(Data extracted from a collection)

>>>>>

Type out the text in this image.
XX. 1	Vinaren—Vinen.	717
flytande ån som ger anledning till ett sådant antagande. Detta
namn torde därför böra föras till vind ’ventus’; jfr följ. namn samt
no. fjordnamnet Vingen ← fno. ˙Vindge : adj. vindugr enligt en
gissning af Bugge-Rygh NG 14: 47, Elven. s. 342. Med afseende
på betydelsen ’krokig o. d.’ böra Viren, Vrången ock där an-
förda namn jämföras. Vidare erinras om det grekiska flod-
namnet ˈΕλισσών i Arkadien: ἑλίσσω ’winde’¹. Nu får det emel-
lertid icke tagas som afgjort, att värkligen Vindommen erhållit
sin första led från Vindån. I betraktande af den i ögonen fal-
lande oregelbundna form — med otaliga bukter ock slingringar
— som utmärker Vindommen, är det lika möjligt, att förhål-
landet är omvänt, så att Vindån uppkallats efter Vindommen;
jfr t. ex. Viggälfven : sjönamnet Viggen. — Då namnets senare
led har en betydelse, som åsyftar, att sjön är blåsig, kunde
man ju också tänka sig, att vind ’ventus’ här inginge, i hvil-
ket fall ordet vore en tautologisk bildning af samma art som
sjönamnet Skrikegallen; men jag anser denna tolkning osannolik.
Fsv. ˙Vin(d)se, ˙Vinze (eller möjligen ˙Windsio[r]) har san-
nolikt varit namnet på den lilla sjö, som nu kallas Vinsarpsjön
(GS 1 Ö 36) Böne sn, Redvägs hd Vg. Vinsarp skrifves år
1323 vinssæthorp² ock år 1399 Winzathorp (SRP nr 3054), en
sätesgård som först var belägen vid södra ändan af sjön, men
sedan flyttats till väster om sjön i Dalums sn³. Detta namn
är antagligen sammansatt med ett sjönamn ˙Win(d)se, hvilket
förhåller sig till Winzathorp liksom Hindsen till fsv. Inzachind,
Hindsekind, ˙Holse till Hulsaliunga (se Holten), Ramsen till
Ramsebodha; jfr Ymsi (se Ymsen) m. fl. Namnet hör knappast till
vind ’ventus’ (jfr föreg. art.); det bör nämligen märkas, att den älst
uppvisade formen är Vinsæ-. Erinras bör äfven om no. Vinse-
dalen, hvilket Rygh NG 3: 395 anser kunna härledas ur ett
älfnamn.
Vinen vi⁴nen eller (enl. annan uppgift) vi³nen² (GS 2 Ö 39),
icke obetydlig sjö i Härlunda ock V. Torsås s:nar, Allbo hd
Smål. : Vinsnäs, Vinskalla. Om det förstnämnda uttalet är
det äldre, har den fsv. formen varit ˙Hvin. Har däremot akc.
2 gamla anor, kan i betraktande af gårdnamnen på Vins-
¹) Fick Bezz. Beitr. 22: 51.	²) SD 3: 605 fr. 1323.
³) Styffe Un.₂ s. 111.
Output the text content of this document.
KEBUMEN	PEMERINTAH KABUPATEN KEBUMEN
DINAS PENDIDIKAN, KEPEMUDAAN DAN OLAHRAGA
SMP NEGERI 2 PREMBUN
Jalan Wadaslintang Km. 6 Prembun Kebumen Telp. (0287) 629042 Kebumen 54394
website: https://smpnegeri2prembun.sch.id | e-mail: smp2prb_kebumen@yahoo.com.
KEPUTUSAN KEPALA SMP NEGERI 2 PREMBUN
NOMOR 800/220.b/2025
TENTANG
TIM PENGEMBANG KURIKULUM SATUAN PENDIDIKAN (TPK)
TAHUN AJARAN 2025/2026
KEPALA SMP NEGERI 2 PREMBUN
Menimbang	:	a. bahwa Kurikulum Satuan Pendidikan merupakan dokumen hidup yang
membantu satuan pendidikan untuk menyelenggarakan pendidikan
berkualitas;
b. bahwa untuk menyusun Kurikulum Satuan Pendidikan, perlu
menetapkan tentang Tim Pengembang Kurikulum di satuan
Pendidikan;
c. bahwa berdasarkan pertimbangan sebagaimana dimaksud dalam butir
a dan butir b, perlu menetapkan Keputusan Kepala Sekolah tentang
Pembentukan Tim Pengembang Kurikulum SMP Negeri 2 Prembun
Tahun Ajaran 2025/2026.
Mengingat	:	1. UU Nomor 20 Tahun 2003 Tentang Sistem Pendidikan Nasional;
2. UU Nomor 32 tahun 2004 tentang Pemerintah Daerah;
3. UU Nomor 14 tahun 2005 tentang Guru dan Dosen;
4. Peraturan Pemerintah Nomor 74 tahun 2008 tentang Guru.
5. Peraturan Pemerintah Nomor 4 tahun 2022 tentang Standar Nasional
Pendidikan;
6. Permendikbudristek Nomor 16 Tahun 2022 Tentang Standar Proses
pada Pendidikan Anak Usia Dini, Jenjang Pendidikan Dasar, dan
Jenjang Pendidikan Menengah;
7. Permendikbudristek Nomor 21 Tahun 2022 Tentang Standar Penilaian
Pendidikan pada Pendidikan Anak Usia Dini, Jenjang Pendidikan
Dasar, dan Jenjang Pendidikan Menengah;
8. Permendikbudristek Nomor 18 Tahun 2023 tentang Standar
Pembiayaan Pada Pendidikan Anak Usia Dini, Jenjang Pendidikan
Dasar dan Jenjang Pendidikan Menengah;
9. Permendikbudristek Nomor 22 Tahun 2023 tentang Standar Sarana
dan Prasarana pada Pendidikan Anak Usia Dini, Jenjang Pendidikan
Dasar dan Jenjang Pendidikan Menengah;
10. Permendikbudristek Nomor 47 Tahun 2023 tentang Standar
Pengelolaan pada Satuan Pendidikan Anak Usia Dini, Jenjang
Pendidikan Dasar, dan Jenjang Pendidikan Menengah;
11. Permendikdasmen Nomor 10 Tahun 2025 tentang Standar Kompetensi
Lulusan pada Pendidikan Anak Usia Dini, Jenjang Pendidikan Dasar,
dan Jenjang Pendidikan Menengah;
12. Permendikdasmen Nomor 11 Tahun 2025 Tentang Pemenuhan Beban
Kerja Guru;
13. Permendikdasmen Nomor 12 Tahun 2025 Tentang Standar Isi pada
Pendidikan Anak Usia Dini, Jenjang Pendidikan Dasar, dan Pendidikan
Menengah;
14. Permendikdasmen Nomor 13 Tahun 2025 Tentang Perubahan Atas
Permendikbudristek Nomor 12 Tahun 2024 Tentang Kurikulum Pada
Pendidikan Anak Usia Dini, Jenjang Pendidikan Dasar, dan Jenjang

<<<<<

Check every line of the data above for the string "Detta", and copy those that have it.

flytande ån som ger anledning till ett sådant antagande. Detta
sedan flyttats till väster om sjön i Dalums sn³. Detta namn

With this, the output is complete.